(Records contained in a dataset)
####

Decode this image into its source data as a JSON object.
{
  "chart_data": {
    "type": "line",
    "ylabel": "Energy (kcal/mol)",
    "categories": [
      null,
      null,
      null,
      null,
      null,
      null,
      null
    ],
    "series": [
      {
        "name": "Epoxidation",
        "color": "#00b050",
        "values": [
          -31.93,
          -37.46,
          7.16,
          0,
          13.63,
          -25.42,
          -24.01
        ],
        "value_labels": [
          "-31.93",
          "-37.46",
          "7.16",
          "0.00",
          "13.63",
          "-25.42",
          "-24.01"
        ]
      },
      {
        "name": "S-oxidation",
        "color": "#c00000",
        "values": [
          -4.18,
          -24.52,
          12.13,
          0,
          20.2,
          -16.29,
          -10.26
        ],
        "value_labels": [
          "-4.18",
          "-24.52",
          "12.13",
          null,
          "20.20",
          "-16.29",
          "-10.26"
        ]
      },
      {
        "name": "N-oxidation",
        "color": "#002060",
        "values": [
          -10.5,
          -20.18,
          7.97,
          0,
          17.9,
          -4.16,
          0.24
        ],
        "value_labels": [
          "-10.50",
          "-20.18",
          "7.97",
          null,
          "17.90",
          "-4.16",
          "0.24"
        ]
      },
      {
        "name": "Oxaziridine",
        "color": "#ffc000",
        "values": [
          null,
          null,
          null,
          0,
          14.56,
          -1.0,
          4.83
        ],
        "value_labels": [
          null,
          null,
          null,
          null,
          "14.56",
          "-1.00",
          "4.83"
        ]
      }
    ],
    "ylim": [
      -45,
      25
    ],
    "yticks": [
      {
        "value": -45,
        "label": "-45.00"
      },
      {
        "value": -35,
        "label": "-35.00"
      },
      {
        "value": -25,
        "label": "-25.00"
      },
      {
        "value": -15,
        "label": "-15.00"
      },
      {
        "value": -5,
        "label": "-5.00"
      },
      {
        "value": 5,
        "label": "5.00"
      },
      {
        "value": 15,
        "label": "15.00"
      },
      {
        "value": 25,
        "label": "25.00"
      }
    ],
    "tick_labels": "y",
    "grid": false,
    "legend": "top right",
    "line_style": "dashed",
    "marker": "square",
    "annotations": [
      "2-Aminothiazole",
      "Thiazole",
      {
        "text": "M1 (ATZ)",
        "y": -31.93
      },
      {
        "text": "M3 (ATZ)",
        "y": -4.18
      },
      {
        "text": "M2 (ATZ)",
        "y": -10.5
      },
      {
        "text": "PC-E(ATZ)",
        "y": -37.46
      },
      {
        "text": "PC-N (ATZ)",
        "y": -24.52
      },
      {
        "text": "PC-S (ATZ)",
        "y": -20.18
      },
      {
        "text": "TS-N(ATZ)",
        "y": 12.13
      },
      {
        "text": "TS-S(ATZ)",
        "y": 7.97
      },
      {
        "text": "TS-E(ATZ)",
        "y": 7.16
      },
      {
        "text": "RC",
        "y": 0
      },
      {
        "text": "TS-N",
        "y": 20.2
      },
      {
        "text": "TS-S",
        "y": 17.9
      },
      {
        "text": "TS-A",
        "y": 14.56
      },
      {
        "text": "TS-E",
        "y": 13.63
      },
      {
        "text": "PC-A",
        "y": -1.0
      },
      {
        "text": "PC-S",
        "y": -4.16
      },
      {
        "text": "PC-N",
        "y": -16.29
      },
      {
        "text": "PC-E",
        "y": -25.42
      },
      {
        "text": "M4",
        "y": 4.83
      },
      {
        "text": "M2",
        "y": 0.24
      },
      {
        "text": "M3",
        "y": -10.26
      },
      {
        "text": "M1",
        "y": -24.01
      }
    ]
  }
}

####

Exercise details ▸ Extract each entry in full, exactly as given.

The output ▸
Decode this image into its source data as a JSON object.
{
  "chart_data": {
    "type": "line",
    "ylabel": "Energy (kcal/mol)",
    "categories": [
      null,
      null,
      null,
      null,
      null,
      null,
      null
    ],
    "series": [
      {
        "name": "Epoxidation",
        "color": "#00b050",
        "values": [
          -31.93,
          -37.46,
          7.16,
          0,
          13.63,
          -25.42,
          -24.01
        ],
        "value_labels": [
          "-31.93",
          "-37.46",
          "7.16",
          "0.00",
          "13.63",
          "-25.42",
          "-24.01"
        ]
      },
      {
        "name": "S-oxidation",
        "color": "#c00000",
        "values": [
          -4.18,
          -24.52,
          12.13,
          0,
          20.2,
          -16.29,
          -10.26
        ],
        "value_labels": [
          "-4.18",
          "-24.52",
          "12.13",
          null,
          "20.20",
          "-16.29",
          "-10.26"
        ]
      },
      {
        "name": "N-oxidation",
        "color": "#002060",
        "values": [
          -10.5,
          -20.18,
          7.97,
          0,
          17.9,
          -4.16,
          0.24
        ],
        "value_labels": [
          "-10.50",
          "-20.18",
          "7.97",
          null,
          "17.90",
          "-4.16",
          "0.24"
        ]
      },
      {
        "name": "Oxaziridine",
        "color": "#ffc000",
        "values": [
          null,
          null,
          null,
          0,
          14.56,
          -1.0,
          4.83
        ],
        "value_labels": [
          null,
          null,
          null,
          null,
          "14.56",
          "-1.00",
          "4.83"
        ]
      }
    ],
    "ylim": [
      -45,
      25
    ],
    "yticks": [
      {
        "value": -45,
        "label": "-45.00"
      },
      {
        "value": -35,
        "label": "-35.00"
      },
      {
        "value": -25,
        "label": "-25.00"
      },
      {
        "value": -15,
        "label": "-15.00"
      },
      {
        "value": -5,
        "label": "-5.00"
      },
      {
        "value": 5,
        "label": "5.00"
      },
      {
        "value": 15,
        "label": "15.00"
      },
      {
        "value": 25,
        "label": "25.00"
      }
    ],
    "tick_labels": "y",
    "grid": false,
    "legend": "top right",
    "line_style": "dashed",
    "marker": "square",
    "annotations": [
      "2-Aminothiazole",
      "Thiazole",
      {
        "text": "M1 (ATZ)",
        "y": -31.93
      },
      {
        "text": "M3 (ATZ)",
        "y": -4.18
      },
      {
        "text": "M2 (ATZ)",
        "y": -10.5
      },
      {
        "text": "PC-E(ATZ)",
        "y": -37.46
      },
      {
        "text": "PC-N (ATZ)",
        "y": -24.52
      },
      {
        "text": "PC-S (ATZ)",
        "y": -20.18
      },
      {
        "text": "TS-N(ATZ)",
        "y": 12.13
      },
      {
        "text": "TS-S(ATZ)",
        "y": 7.97
      },
      {
        "text": "TS-E(ATZ)",
        "y": 7.16
      },
      {
        "text": "RC",
        "y": 0
      },
      {
        "text": "TS-N",
        "y": 20.2
      },
      {
        "text": "TS-S",
        "y": 17.9
      },
      {
        "text": "TS-A",
        "y": 14.56
      },
      {
        "text": "TS-E",
        "y": 13.63
      },
      {
        "text": "PC-A",
        "y": -1.0
      },
      {
        "text": "PC-S",
        "y": -4.16
      },
      {
        "text": "PC-N",
        "y": -16.29
      },
      {
        "text": "PC-E",
        "y": -25.42
      },
      {
        "text": "M4",
        "y": 4.83
      },
      {
        "text": "M2",
        "y": 0.24
      },
      {
        "text": "M3",
        "y": -10.26
      },
      {
        "text": "M1",
        "y": -24.01
      }
    ]
  }
}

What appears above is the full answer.